(Data records)
++++++++
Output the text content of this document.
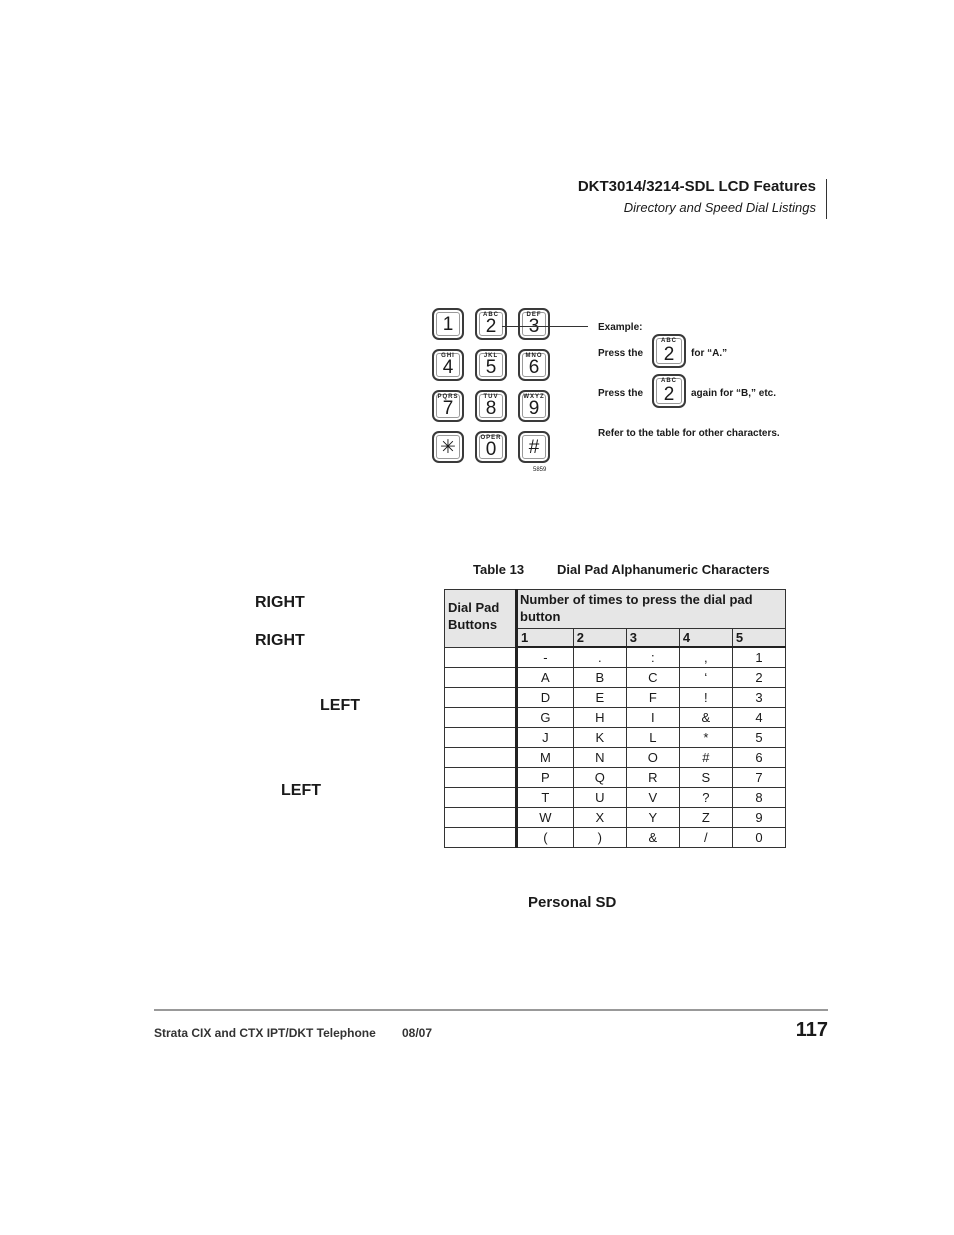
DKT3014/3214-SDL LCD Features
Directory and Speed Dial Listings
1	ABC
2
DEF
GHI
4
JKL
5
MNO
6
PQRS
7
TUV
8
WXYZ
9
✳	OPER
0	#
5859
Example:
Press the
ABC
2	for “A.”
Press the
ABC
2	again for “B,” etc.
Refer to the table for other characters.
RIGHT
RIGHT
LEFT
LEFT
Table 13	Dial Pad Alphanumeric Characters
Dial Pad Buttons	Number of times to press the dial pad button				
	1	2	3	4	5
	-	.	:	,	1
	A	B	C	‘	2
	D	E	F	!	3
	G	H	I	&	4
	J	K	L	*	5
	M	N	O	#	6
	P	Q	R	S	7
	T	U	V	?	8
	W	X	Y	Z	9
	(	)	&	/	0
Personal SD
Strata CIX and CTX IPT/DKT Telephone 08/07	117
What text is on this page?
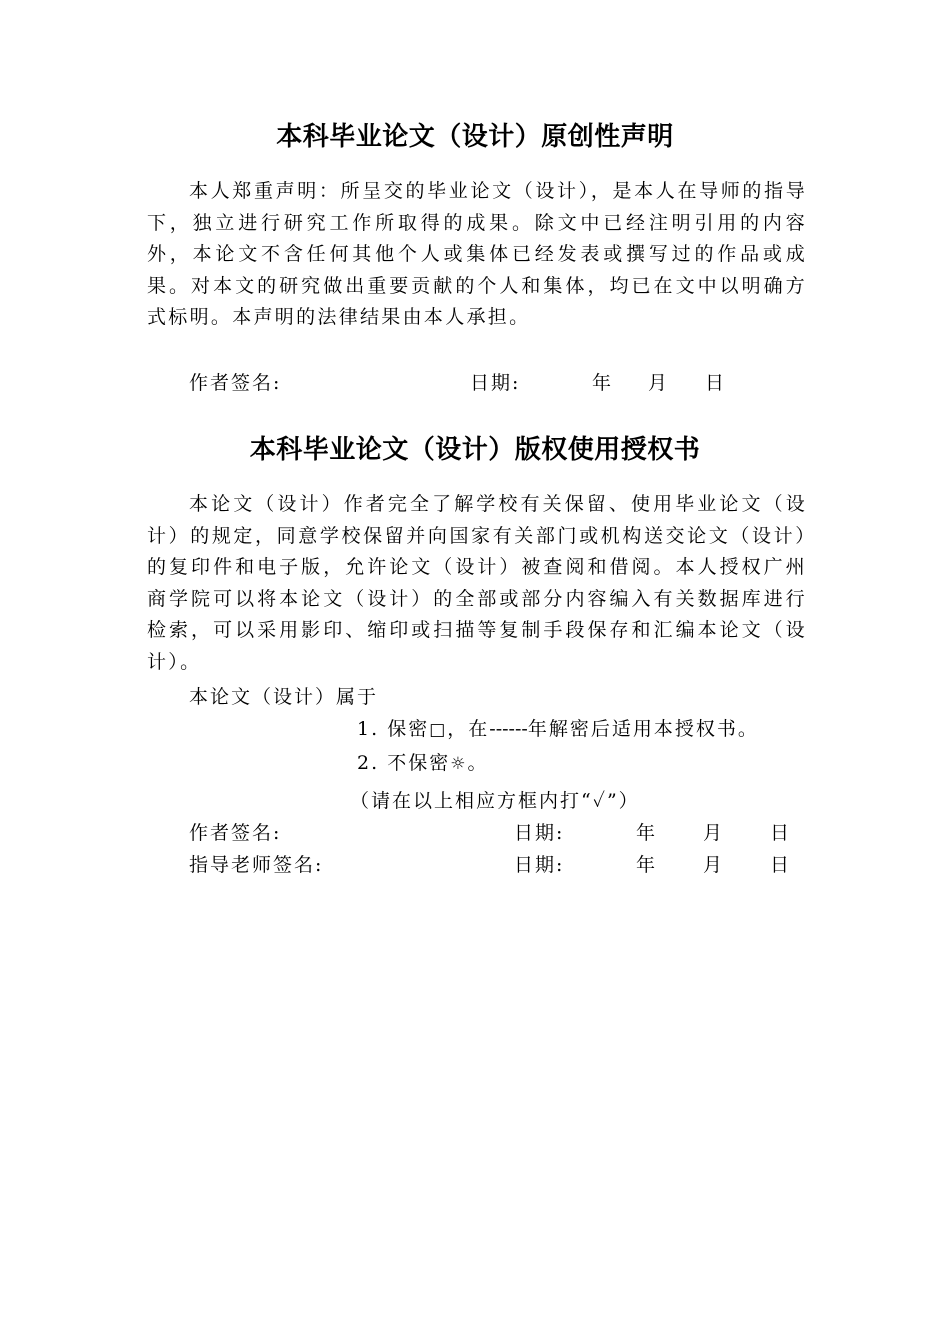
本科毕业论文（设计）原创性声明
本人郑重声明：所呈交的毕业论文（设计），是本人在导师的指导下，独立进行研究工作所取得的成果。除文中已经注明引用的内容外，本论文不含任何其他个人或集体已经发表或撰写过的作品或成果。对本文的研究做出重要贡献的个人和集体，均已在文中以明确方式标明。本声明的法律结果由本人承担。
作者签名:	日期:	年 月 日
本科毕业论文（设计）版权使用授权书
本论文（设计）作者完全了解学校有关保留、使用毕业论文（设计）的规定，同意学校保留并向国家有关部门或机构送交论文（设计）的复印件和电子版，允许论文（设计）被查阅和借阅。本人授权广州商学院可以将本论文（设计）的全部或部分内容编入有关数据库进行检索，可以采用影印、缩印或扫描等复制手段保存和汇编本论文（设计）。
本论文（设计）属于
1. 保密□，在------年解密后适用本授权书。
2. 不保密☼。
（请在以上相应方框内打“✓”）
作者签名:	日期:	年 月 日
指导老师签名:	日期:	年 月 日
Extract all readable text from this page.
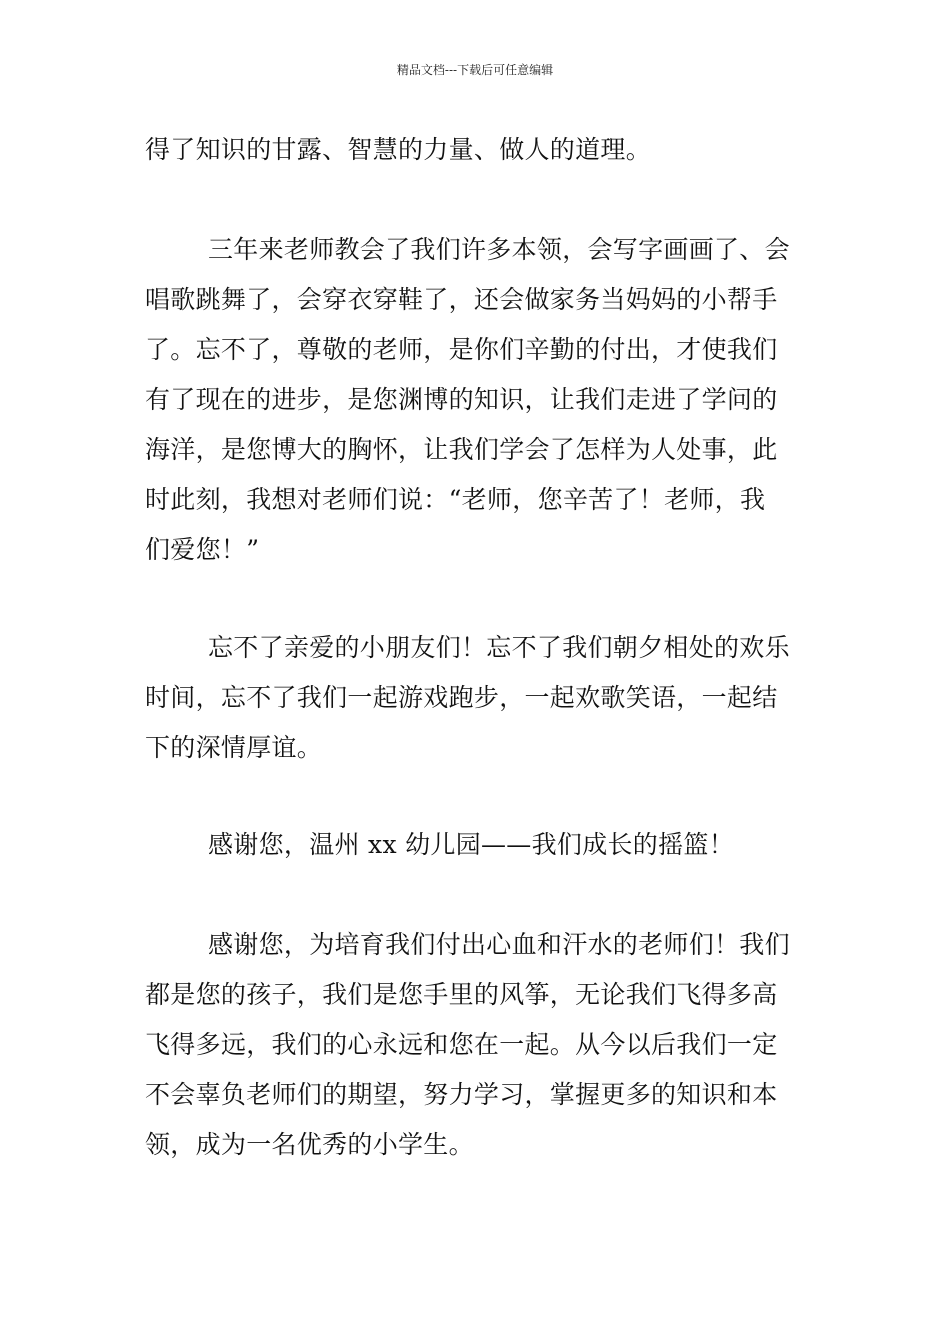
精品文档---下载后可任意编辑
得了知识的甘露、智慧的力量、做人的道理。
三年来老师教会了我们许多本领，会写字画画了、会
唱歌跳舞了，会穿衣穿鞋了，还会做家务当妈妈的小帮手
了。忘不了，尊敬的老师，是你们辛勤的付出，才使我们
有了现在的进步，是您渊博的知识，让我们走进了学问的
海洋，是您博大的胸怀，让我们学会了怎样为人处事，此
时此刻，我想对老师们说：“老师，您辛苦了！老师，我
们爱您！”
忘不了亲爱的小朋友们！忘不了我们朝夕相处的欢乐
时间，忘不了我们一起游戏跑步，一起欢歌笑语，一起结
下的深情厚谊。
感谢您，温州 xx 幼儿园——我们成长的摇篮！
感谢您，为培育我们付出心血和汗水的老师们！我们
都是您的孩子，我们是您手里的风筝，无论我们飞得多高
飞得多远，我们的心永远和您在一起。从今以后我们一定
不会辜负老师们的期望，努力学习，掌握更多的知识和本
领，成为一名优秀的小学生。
++++++++
* **Exercise goal**: From the data above, count the lines where "this" occurs and give that figure and nothing else.

* **Result of the exercise**: 3